**EXERCISE TASK:**
Write the material out again exactly.

[Structured figure records]
---
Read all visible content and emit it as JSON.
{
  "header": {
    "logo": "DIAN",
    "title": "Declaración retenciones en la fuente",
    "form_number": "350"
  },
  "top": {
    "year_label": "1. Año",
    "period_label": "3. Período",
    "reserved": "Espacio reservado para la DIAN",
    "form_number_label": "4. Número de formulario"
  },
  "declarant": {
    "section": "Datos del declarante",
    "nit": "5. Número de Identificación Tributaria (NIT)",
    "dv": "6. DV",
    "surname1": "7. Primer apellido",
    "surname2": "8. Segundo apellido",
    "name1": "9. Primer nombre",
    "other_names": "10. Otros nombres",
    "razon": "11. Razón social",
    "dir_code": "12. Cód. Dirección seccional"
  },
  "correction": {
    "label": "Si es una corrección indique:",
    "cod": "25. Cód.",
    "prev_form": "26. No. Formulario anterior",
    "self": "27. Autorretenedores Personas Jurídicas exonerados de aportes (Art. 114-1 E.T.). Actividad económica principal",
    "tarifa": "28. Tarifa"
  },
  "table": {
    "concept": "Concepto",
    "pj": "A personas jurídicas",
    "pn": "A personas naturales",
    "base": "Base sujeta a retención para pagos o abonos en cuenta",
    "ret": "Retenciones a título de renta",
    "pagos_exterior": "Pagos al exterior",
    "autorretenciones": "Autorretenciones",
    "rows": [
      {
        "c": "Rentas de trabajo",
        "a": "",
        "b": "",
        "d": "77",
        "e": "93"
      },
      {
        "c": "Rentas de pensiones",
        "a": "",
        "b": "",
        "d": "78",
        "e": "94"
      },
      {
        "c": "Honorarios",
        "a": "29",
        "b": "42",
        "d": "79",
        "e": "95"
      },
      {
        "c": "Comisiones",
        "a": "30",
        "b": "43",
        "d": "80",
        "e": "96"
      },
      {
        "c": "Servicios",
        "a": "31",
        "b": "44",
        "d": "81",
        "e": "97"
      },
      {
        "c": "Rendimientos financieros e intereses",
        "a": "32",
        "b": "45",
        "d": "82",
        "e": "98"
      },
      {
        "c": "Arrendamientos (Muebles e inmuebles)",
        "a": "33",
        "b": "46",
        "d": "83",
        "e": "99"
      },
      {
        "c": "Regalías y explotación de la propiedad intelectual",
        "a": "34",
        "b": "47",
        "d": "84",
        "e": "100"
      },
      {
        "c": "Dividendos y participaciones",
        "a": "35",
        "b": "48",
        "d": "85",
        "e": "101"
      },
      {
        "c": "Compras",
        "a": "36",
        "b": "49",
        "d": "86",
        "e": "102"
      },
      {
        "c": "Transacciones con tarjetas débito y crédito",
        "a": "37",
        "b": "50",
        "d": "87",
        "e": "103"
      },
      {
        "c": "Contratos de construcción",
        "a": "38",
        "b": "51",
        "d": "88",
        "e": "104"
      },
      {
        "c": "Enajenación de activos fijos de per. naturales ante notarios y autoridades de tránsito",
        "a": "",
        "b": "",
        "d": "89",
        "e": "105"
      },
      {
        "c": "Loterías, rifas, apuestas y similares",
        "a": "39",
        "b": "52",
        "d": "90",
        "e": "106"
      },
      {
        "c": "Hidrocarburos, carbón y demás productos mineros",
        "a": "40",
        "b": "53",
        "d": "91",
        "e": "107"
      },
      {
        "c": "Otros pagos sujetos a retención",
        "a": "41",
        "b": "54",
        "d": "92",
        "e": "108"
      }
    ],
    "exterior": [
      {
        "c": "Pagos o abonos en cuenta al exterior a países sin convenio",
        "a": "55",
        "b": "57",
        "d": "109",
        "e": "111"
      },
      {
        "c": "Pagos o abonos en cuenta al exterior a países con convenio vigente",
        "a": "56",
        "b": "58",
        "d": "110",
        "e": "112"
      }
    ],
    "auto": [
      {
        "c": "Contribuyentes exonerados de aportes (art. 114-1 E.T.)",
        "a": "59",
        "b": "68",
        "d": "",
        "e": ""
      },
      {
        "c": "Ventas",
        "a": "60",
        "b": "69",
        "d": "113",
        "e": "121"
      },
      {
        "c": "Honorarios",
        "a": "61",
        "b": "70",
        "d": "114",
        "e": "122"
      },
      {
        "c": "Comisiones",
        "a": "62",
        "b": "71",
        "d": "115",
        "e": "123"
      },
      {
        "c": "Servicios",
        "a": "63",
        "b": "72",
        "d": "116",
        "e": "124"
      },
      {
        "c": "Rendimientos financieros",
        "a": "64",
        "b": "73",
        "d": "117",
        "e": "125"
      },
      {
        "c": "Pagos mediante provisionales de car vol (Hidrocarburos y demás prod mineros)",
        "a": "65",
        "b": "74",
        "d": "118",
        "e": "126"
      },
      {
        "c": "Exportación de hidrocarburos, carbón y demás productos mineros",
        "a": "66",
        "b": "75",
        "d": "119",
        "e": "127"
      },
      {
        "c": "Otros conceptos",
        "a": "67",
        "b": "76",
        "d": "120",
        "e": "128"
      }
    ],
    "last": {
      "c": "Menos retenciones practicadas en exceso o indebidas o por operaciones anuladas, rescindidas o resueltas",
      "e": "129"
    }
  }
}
---
**ANSWER:**
Read all visible content and emit it as JSON.
{
  "header": {
    "logo": "DIAN",
    "title": "Declaración retenciones en la fuente",
    "form_number": "350"
  },
  "top": {
    "year_label": "1. Año",
    "period_label": "3. Período",
    "reserved": "Espacio reservado para la DIAN",
    "form_number_label": "4. Número de formulario"
  },
  "declarant": {
    "section": "Datos del declarante",
    "nit": "5. Número de Identificación Tributaria (NIT)",
    "dv": "6. DV",
    "surname1": "7. Primer apellido",
    "surname2": "8. Segundo apellido",
    "name1": "9. Primer nombre",
    "other_names": "10. Otros nombres",
    "razon": "11. Razón social",
    "dir_code": "12. Cód. Dirección seccional"
  },
  "correction": {
    "label": "Si es una corrección indique:",
    "cod": "25. Cód.",
    "prev_form": "26. No. Formulario anterior",
    "self": "27. Autorretenedores Personas Jurídicas exonerados de aportes (Art. 114-1 E.T.). Actividad económica principal",
    "tarifa": "28. Tarifa"
  },
  "table": {
    "concept": "Concepto",
    "pj": "A personas jurídicas",
    "pn": "A personas naturales",
    "base": "Base sujeta a retención para pagos o abonos en cuenta",
    "ret": "Retenciones a título de renta",
    "pagos_exterior": "Pagos al exterior",
    "autorretenciones": "Autorretenciones",
    "rows": [
      {
        "c": "Rentas de trabajo",
        "a": "",
        "b": "",
        "d": "77",
        "e": "93"
      },
      {
        "c": "Rentas de pensiones",
        "a": "",
        "b": "",
        "d": "78",
        "e": "94"
      },
      {
        "c": "Honorarios",
        "a": "29",
        "b": "42",
        "d": "79",
        "e": "95"
      },
      {
        "c": "Comisiones",
        "a": "30",
        "b": "43",
        "d": "80",
        "e": "96"
      },
      {
        "c": "Servicios",
        "a": "31",
        "b": "44",
        "d": "81",
        "e": "97"
      },
      {
        "c": "Rendimientos financieros e intereses",
        "a": "32",
        "b": "45",
        "d": "82",
        "e": "98"
      },
      {
        "c": "Arrendamientos (Muebles e inmuebles)",
        "a": "33",
        "b": "46",
        "d": "83",
        "e": "99"
      },
      {
        "c": "Regalías y explotación de la propiedad intelectual",
        "a": "34",
        "b": "47",
        "d": "84",
        "e": "100"
      },
      {
        "c": "Dividendos y participaciones",
        "a": "35",
        "b": "48",
        "d": "85",
        "e": "101"
      },
      {
        "c": "Compras",
        "a": "36",
        "b": "49",
        "d": "86",
        "e": "102"
      },
      {
        "c": "Transacciones con tarjetas débito y crédito",
        "a": "37",
        "b": "50",
        "d": "87",
        "e": "103"
      },
      {
        "c": "Contratos de construcción",
        "a": "38",
        "b": "51",
        "d": "88",
        "e": "104"
      },
      {
        "c": "Enajenación de activos fijos de per. naturales ante notarios y autoridades de tránsito",
        "a": "",
        "b": "",
        "d": "89",
        "e": "105"
      },
      {
        "c": "Loterías, rifas, apuestas y similares",
        "a": "39",
        "b": "52",
        "d": "90",
        "e": "106"
      },
      {
        "c": "Hidrocarburos, carbón y demás productos mineros",
        "a": "40",
        "b": "53",
        "d": "91",
        "e": "107"
      },
      {
        "c": "Otros pagos sujetos a retención",
        "a": "41",
        "b": "54",
        "d": "92",
        "e": "108"
      }
    ],
    "exterior": [
      {
        "c": "Pagos o abonos en cuenta al exterior a países sin convenio",
        "a": "55",
        "b": "57",
        "d": "109",
        "e": "111"
      },
      {
        "c": "Pagos o abonos en cuenta al exterior a países con convenio vigente",
        "a": "56",
        "b": "58",
        "d": "110",
        "e": "112"
      }
    ],
    "auto": [
      {
        "c": "Contribuyentes exonerados de aportes (art. 114-1 E.T.)",
        "a": "59",
        "b": "68",
        "d": "",
        "e": ""
      },
      {
        "c": "Ventas",
        "a": "60",
        "b": "69",
        "d": "113",
        "e": "121"
      },
      {
        "c": "Honorarios",
        "a": "61",
        "b": "70",
        "d": "114",
        "e": "122"
      },
      {
        "c": "Comisiones",
        "a": "62",
        "b": "71",
        "d": "115",
        "e": "123"
      },
      {
        "c": "Servicios",
        "a": "63",
        "b": "72",
        "d": "116",
        "e": "124"
      },
      {
        "c": "Rendimientos financieros",
        "a": "64",
        "b": "73",
        "d": "117",
        "e": "125"
      },
      {
        "c": "Pagos mediante provisionales de car vol (Hidrocarburos y demás prod mineros)",
        "a": "65",
        "b": "74",
        "d": "118",
        "e": "126"
      },
      {
        "c": "Exportación de hidrocarburos, carbón y demás productos mineros",
        "a": "66",
        "b": "75",
        "d": "119",
        "e": "127"
      },
      {
        "c": "Otros conceptos",
        "a": "67",
        "b": "76",
        "d": "120",
        "e": "128"
      }
    ],
    "last": {
      "c": "Menos retenciones practicadas en exceso o indebidas o por operaciones anuladas, rescindidas o resueltas",
      "e": "129"
    }
  }
}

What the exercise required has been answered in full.